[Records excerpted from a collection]
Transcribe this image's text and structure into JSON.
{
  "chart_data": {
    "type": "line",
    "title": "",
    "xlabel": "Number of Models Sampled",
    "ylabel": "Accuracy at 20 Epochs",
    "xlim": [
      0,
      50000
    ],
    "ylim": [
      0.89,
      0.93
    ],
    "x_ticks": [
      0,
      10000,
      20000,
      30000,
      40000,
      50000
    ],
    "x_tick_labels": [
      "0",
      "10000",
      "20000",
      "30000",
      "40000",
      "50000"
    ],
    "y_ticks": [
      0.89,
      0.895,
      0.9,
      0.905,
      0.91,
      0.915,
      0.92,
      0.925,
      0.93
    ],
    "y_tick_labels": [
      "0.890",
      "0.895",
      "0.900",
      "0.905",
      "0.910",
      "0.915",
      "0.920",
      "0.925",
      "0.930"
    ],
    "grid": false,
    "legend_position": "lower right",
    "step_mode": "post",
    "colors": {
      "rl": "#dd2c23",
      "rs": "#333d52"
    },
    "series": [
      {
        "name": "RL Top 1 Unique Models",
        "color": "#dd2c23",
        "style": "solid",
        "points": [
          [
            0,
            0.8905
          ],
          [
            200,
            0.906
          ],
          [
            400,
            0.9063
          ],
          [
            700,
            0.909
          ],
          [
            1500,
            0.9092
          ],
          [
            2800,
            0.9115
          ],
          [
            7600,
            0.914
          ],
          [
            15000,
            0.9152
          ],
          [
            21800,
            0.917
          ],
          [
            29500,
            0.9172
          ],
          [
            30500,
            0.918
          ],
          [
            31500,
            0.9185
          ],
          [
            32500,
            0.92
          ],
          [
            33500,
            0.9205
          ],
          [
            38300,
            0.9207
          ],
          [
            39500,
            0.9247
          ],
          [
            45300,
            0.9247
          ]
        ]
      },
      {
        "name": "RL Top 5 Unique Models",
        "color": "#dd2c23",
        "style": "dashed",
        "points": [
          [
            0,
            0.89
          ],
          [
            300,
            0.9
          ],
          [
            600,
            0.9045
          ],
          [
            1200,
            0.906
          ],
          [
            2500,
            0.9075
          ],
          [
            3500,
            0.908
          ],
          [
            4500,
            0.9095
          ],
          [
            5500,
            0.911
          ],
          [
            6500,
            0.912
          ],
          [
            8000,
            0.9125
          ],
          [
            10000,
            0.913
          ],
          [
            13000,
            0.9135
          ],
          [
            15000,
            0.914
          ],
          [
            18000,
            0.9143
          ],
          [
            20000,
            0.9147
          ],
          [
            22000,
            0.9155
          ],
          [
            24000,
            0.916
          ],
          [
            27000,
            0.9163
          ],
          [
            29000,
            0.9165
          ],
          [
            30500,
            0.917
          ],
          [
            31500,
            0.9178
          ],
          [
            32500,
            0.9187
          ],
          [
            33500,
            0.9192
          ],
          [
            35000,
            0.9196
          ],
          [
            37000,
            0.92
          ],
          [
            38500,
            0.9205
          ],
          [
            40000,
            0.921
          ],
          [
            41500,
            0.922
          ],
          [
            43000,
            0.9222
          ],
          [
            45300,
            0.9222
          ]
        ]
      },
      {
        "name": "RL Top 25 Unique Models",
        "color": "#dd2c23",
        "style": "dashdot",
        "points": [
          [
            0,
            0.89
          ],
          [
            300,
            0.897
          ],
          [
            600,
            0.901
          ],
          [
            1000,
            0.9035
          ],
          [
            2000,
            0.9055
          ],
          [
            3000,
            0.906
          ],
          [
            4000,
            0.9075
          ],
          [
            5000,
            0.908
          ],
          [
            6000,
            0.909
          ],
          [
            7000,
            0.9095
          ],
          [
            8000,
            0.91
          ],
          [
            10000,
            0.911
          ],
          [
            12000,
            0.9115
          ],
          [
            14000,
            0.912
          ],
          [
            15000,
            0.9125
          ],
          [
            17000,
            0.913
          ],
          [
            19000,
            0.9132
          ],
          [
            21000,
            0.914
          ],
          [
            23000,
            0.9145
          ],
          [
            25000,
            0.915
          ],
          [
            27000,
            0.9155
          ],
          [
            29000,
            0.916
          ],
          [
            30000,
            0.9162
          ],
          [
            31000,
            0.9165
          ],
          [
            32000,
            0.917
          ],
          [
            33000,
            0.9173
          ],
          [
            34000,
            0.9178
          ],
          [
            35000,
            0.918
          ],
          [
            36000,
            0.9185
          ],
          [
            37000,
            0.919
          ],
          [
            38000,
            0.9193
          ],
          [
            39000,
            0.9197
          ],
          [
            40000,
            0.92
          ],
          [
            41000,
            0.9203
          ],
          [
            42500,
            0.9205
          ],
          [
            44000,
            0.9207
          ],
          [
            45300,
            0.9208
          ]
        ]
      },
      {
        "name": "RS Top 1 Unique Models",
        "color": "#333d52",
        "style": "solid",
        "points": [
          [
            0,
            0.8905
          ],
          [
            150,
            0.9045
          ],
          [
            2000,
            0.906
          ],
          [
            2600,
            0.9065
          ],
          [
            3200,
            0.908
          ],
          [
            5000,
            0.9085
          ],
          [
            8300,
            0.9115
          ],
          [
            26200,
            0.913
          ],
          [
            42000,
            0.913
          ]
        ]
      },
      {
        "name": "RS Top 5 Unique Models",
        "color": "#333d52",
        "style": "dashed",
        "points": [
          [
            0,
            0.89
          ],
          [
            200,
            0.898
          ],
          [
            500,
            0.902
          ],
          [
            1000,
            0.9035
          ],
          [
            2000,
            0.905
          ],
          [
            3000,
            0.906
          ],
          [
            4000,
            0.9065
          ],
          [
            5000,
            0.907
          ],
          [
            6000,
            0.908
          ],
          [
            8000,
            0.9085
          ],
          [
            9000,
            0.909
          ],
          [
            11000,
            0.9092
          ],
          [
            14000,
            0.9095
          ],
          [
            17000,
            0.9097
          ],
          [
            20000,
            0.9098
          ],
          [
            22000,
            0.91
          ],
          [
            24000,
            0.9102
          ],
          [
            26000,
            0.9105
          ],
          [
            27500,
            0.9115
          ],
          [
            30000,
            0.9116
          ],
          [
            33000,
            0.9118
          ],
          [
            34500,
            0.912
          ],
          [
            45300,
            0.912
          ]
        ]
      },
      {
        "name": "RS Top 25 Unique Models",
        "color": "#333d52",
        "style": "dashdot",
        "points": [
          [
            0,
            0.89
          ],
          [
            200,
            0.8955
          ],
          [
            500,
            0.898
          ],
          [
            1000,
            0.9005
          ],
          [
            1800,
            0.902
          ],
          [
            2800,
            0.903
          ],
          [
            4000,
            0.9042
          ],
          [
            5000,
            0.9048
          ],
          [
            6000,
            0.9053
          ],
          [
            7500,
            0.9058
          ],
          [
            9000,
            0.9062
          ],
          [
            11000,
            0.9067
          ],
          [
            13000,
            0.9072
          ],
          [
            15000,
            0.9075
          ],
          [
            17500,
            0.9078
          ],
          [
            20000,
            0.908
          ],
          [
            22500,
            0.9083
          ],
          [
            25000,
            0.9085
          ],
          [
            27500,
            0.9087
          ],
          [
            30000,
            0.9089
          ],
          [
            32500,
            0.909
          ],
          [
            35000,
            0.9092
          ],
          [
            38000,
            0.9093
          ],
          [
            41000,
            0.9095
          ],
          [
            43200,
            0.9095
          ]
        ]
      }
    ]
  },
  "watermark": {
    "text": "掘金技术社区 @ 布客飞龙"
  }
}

### SHORT PROBLEM
Extract all of the data shown above without alteration.

### WRITTEN SOLUTION
Transcribe this image's text and structure into JSON.
{
  "chart_data": {
    "type": "line",
    "title": "",
    "xlabel": "Number of Models Sampled",
    "ylabel": "Accuracy at 20 Epochs",
    "xlim": [
      0,
      50000
    ],
    "ylim": [
      0.89,
      0.93
    ],
    "x_ticks": [
      0,
      10000,
      20000,
      30000,
      40000,
      50000
    ],
    "x_tick_labels": [
      "0",
      "10000",
      "20000",
      "30000",
      "40000",
      "50000"
    ],
    "y_ticks": [
      0.89,
      0.895,
      0.9,
      0.905,
      0.91,
      0.915,
      0.92,
      0.925,
      0.93
    ],
    "y_tick_labels": [
      "0.890",
      "0.895",
      "0.900",
      "0.905",
      "0.910",
      "0.915",
      "0.920",
      "0.925",
      "0.930"
    ],
    "grid": false,
    "legend_position": "lower right",
    "step_mode": "post",
    "colors": {
      "rl": "#dd2c23",
      "rs": "#333d52"
    },
    "series": [
      {
        "name": "RL Top 1 Unique Models",
        "color": "#dd2c23",
        "style": "solid",
        "points": [
          [
            0,
            0.8905
          ],
          [
            200,
            0.906
          ],
          [
            400,
            0.9063
          ],
          [
            700,
            0.909
          ],
          [
            1500,
            0.9092
          ],
          [
            2800,
            0.9115
          ],
          [
            7600,
            0.914
          ],
          [
            15000,
            0.9152
          ],
          [
            21800,
            0.917
          ],
          [
            29500,
            0.9172
          ],
          [
            30500,
            0.918
          ],
          [
            31500,
            0.9185
          ],
          [
            32500,
            0.92
          ],
          [
            33500,
            0.9205
          ],
          [
            38300,
            0.9207
          ],
          [
            39500,
            0.9247
          ],
          [
            45300,
            0.9247
          ]
        ]
      },
      {
        "name": "RL Top 5 Unique Models",
        "color": "#dd2c23",
        "style": "dashed",
        "points": [
          [
            0,
            0.89
          ],
          [
            300,
            0.9
          ],
          [
            600,
            0.9045
          ],
          [
            1200,
            0.906
          ],
          [
            2500,
            0.9075
          ],
          [
            3500,
            0.908
          ],
          [
            4500,
            0.9095
          ],
          [
            5500,
            0.911
          ],
          [
            6500,
            0.912
          ],
          [
            8000,
            0.9125
          ],
          [
            10000,
            0.913
          ],
          [
            13000,
            0.9135
          ],
          [
            15000,
            0.914
          ],
          [
            18000,
            0.9143
          ],
          [
            20000,
            0.9147
          ],
          [
            22000,
            0.9155
          ],
          [
            24000,
            0.916
          ],
          [
            27000,
            0.9163
          ],
          [
            29000,
            0.9165
          ],
          [
            30500,
            0.917
          ],
          [
            31500,
            0.9178
          ],
          [
            32500,
            0.9187
          ],
          [
            33500,
            0.9192
          ],
          [
            35000,
            0.9196
          ],
          [
            37000,
            0.92
          ],
          [
            38500,
            0.9205
          ],
          [
            40000,
            0.921
          ],
          [
            41500,
            0.922
          ],
          [
            43000,
            0.9222
          ],
          [
            45300,
            0.9222
          ]
        ]
      },
      {
        "name": "RL Top 25 Unique Models",
        "color": "#dd2c23",
        "style": "dashdot",
        "points": [
          [
            0,
            0.89
          ],
          [
            300,
            0.897
          ],
          [
            600,
            0.901
          ],
          [
            1000,
            0.9035
          ],
          [
            2000,
            0.9055
          ],
          [
            3000,
            0.906
          ],
          [
            4000,
            0.9075
          ],
          [
            5000,
            0.908
          ],
          [
            6000,
            0.909
          ],
          [
            7000,
            0.9095
          ],
          [
            8000,
            0.91
          ],
          [
            10000,
            0.911
          ],
          [
            12000,
            0.9115
          ],
          [
            14000,
            0.912
          ],
          [
            15000,
            0.9125
          ],
          [
            17000,
            0.913
          ],
          [
            19000,
            0.9132
          ],
          [
            21000,
            0.914
          ],
          [
            23000,
            0.9145
          ],
          [
            25000,
            0.915
          ],
          [
            27000,
            0.9155
          ],
          [
            29000,
            0.916
          ],
          [
            30000,
            0.9162
          ],
          [
            31000,
            0.9165
          ],
          [
            32000,
            0.917
          ],
          [
            33000,
            0.9173
          ],
          [
            34000,
            0.9178
          ],
          [
            35000,
            0.918
          ],
          [
            36000,
            0.9185
          ],
          [
            37000,
            0.919
          ],
          [
            38000,
            0.9193
          ],
          [
            39000,
            0.9197
          ],
          [
            40000,
            0.92
          ],
          [
            41000,
            0.9203
          ],
          [
            42500,
            0.9205
          ],
          [
            44000,
            0.9207
          ],
          [
            45300,
            0.9208
          ]
        ]
      },
      {
        "name": "RS Top 1 Unique Models",
        "color": "#333d52",
        "style": "solid",
        "points": [
          [
            0,
            0.8905
          ],
          [
            150,
            0.9045
          ],
          [
            2000,
            0.906
          ],
          [
            2600,
            0.9065
          ],
          [
            3200,
            0.908
          ],
          [
            5000,
            0.9085
          ],
          [
            8300,
            0.9115
          ],
          [
            26200,
            0.913
          ],
          [
            42000,
            0.913
          ]
        ]
      },
      {
        "name": "RS Top 5 Unique Models",
        "color": "#333d52",
        "style": "dashed",
        "points": [
          [
            0,
            0.89
          ],
          [
            200,
            0.898
          ],
          [
            500,
            0.902
          ],
          [
            1000,
            0.9035
          ],
          [
            2000,
            0.905
          ],
          [
            3000,
            0.906
          ],
          [
            4000,
            0.9065
          ],
          [
            5000,
            0.907
          ],
          [
            6000,
            0.908
          ],
          [
            8000,
            0.9085
          ],
          [
            9000,
            0.909
          ],
          [
            11000,
            0.9092
          ],
          [
            14000,
            0.9095
          ],
          [
            17000,
            0.9097
          ],
          [
            20000,
            0.9098
          ],
          [
            22000,
            0.91
          ],
          [
            24000,
            0.9102
          ],
          [
            26000,
            0.9105
          ],
          [
            27500,
            0.9115
          ],
          [
            30000,
            0.9116
          ],
          [
            33000,
            0.9118
          ],
          [
            34500,
            0.912
          ],
          [
            45300,
            0.912
          ]
        ]
      },
      {
        "name": "RS Top 25 Unique Models",
        "color": "#333d52",
        "style": "dashdot",
        "points": [
          [
            0,
            0.89
          ],
          [
            200,
            0.8955
          ],
          [
            500,
            0.898
          ],
          [
            1000,
            0.9005
          ],
          [
            1800,
            0.902
          ],
          [
            2800,
            0.903
          ],
          [
            4000,
            0.9042
          ],
          [
            5000,
            0.9048
          ],
          [
            6000,
            0.9053
          ],
          [
            7500,
            0.9058
          ],
          [
            9000,
            0.9062
          ],
          [
            11000,
            0.9067
          ],
          [
            13000,
            0.9072
          ],
          [
            15000,
            0.9075
          ],
          [
            17500,
            0.9078
          ],
          [
            20000,
            0.908
          ],
          [
            22500,
            0.9083
          ],
          [
            25000,
            0.9085
          ],
          [
            27500,
            0.9087
          ],
          [
            30000,
            0.9089
          ],
          [
            32500,
            0.909
          ],
          [
            35000,
            0.9092
          ],
          [
            38000,
            0.9093
          ],
          [
            41000,
            0.9095
          ],
          [
            43200,
            0.9095
          ]
        ]
      }
    ]
  },
  "watermark": {
    "text": "掘金技术社区 @ 布客飞龙"
  }
}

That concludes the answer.